Data records
★ ★ ★ ★ ★ ★ ★

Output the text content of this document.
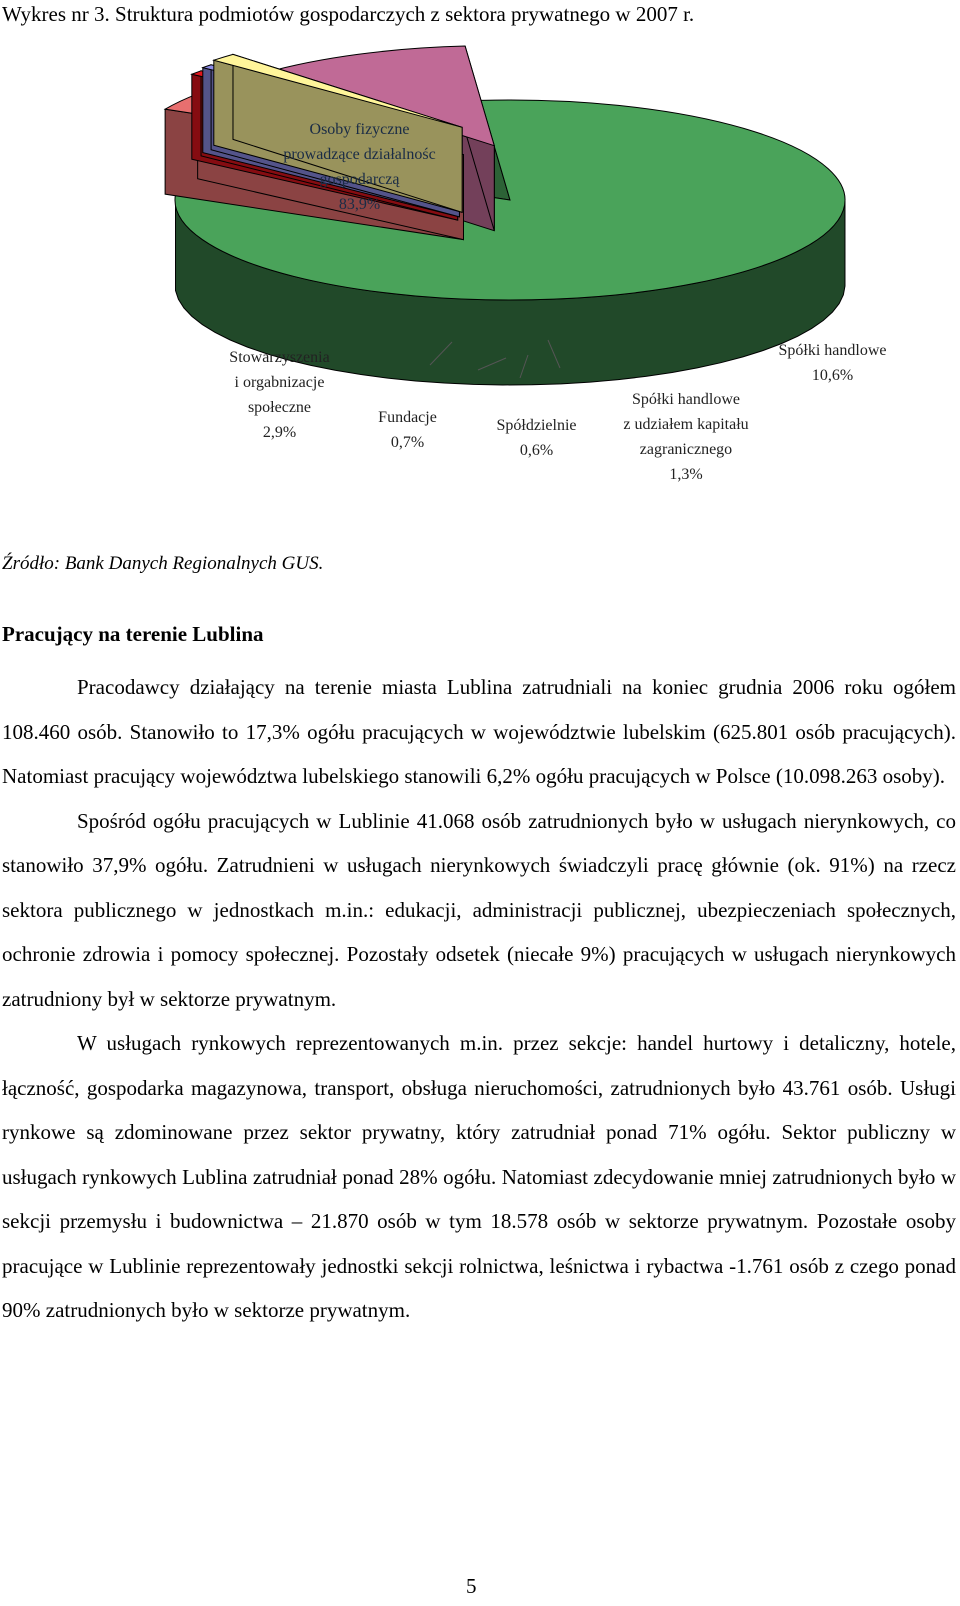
Wykres nr 3. Struktura podmiotów gospodarczych z sektora prywatnego w 2007 r.
Osoby fizyczne
prowadzące działalnośc
gospodarczą
83,9%
Stowarzyszenia
i orgabnizacje
społeczne
2,9%
Fundacje
0,7%
Spółdzielnie
0,6%
Spółki handlowe
z udziałem kapitału
zagranicznego
1,3%
Spółki handlowe
10,6%
Źródło: Bank Danych Regionalnych GUS.
Pracujący na terenie Lublina

Pracodawcy działający na terenie miasta Lublina zatrudniali na koniec grudnia 2006 roku ogółem 108.460 osób. Stanowiło to 17,3% ogółu pracujących w województwie lubelskim (625.801 osób pracujących). Natomiast pracujący województwa lubelskiego stanowili 6,2% ogółu pracujących w Polsce (10.098.263 osoby).

Spośród ogółu pracujących w Lublinie 41.068 osób zatrudnionych było w usługach nierynkowych, co stanowiło 37,9% ogółu. Zatrudnieni w usługach nierynkowych świadczyli pracę głównie (ok. 91%) na rzecz sektora publicznego w jednostkach m.in.: edukacji, administracji publicznej, ubezpieczeniach społecznych, ochronie zdrowia i pomocy społecznej. Pozostały odsetek (niecałe 9%) pracujących w usługach nierynkowych zatrudniony był w sektorze prywatnym.

W usługach rynkowych reprezentowanych m.in. przez sekcje: handel hurtowy i detaliczny, hotele, łączność, gospodarka magazynowa, transport, obsługa nieruchomości, zatrudnionych było 43.761 osób. Usługi rynkowe są zdominowane przez sektor prywatny, który zatrudniał ponad 71% ogółu. Sektor publiczny w usługach rynkowych Lublina zatrudniał ponad 28% ogółu. Natomiast zdecydowanie mniej zatrudnionych było w sekcji przemysłu i budownictwa – 21.870 osób w tym 18.578 osób w sektorze prywatnym. Pozostałe osoby pracujące w Lublinie reprezentowały jednostki sekcji rolnictwa, leśnictwa i rybactwa -1.761 osób z czego ponad 90% zatrudnionych było w sektorze prywatnym.

5
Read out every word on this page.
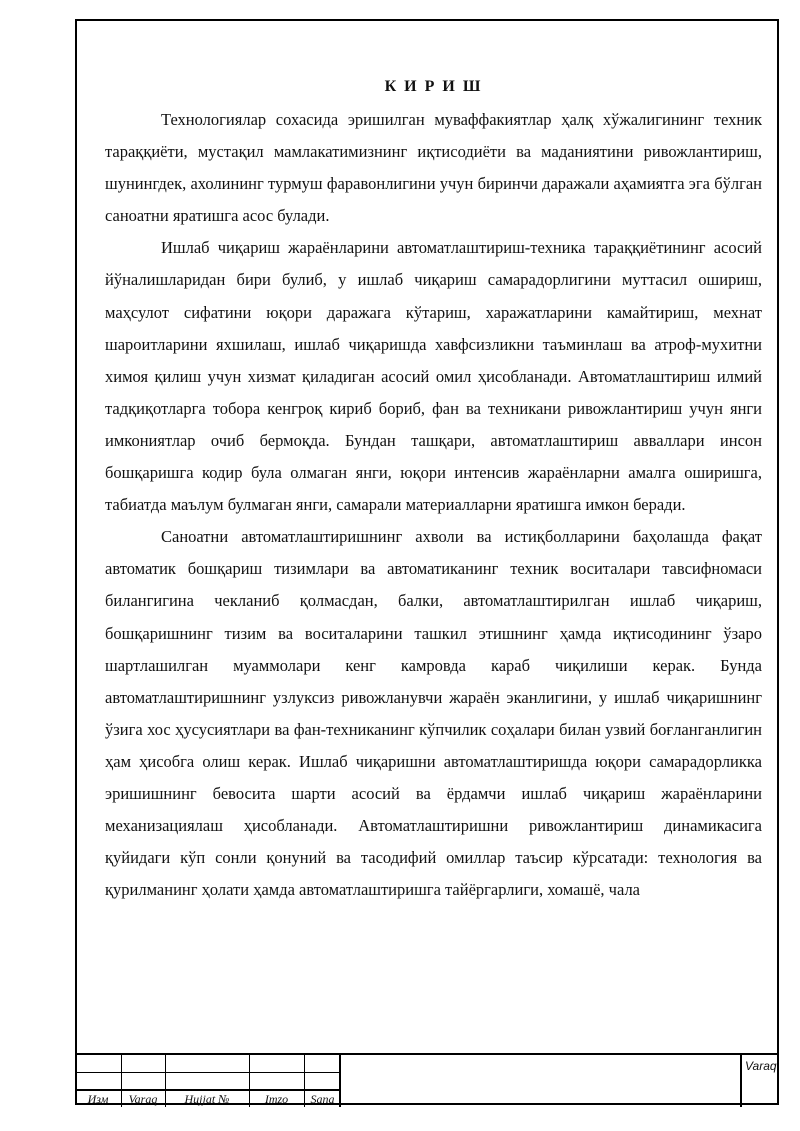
К И Р И Ш

Технологиялар сохасида эришилган муваффакиятлар ҳалқ хўжалигининг техник тараққиёти, мустақил мамлакатимизнинг иқтисодиёти ва маданиятини ривожлантириш, шунингдек, ахолининг турмуш фаравонлигини учун биринчи даражали аҳамиятга эга бўлган саноатни яратишга асос булади.

Ишлаб чиқариш жараёнларини автоматлаштириш-техника тараққиётининг асосий йўналишларидан бири булиб, у ишлаб чиқариш самарадорлигини муттасил ошириш, маҳсулот сифатини юқори даражага кўтариш, харажатларини камайтириш, мехнат шароитларини яхшилаш, ишлаб чиқаришда хавфсизликни таъминлаш ва атроф-мухитни химоя қилиш учун хизмат қиладиган асосий омил ҳисобланади. Автоматлаштириш илмий тадқиқотларга тобора кенгроқ кириб бориб, фан ва техникани ривожлантириш учун янги имкониятлар очиб бермоқда. Бундан ташқари, автоматлаштириш авваллари инсон бошқаришга кодир була олмаган янги, юқори интенсив жараёнларни амалга оширишга, табиатда маълум булмаган янги, самарали материалларни яратишга имкон беради.

Саноатни автоматлаштиришнинг ахволи ва истиқболларини баҳолашда фақат автоматик бошқариш тизимлари ва автоматиканинг техник воситалари тавсифномаси билангигина чекланиб қолмасдан, балки, автоматлаштирилган ишлаб чиқариш, бошқаришнинг тизим ва воситаларини ташкил этишнинг ҳамда иқтисодининг ўзаро шартлашилган муаммолари кенг камровда караб чиқилиши керак. Бунда автоматлаштиришнинг узлуксиз ривожланувчи жараён эканлигини, у ишлаб чиқаришнинг ўзига хос ҳусусиятлари ва фан-техниканинг кўпчилик соҳалари билан узвий боғланганлигин ҳам ҳисобга олиш керак. Ишлаб чиқаришни автоматлаштиришда юқори самарадорликка эришишнинг бевосита шарти асосий ва ёрдамчи ишлаб чиқариш жараёнларини механизациялаш ҳисобланади. Автоматлаштиришни ривожлантириш динамикасига қуйидаги кўп сонли қонуний ва тасодифий омиллар таъсир кўрсатади: технология ва қурилманинг ҳолати ҳамда автоматлаштиришга тайёргарлиги, хомашё, чала

Изм	Varaq	Hujjat №	Imzo	Sana
Varaq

★ ★ ★ ★ ★ ★ ★

Task description —
Which lines contain the word "Natomiast"? Copy each one.

Reply —
Pracodawcy działający na terenie miasta Lublina zatrudniali na koniec grudnia 2006 roku ogółem 108.460 osób. Stanowiło to 17,3% ogółu pracujących w województwie lubelskim (625.801 osób pracujących). Natomiast pracujący województwa lubelskiego stanowili 6,2% ogółu pracujących w Polsce (10.098.263 osoby).
W usługach rynkowych reprezentowanych m.in. przez sekcje: handel hurtowy i detaliczny, hotele, łączność, gospodarka magazynowa, transport, obsługa nieruchomości, zatrudnionych było 43.761 osób. Usługi rynkowe są zdominowane przez sektor prywatny, który zatrudniał ponad 71% ogółu. Sektor publiczny w usługach rynkowych Lublina zatrudniał ponad 28% ogółu. Natomiast zdecydowanie mniej zatrudnionych było w sekcji przemysłu i budownictwa – 21.870 osób w tym 18.578 osób w sektorze prywatnym. Pozostałe osoby pracujące w Lublinie reprezentowały jednostki sekcji rolnictwa, leśnictwa i rybactwa -1.761 osób z czego ponad 90% zatrudnionych było w sektorze prywatnym.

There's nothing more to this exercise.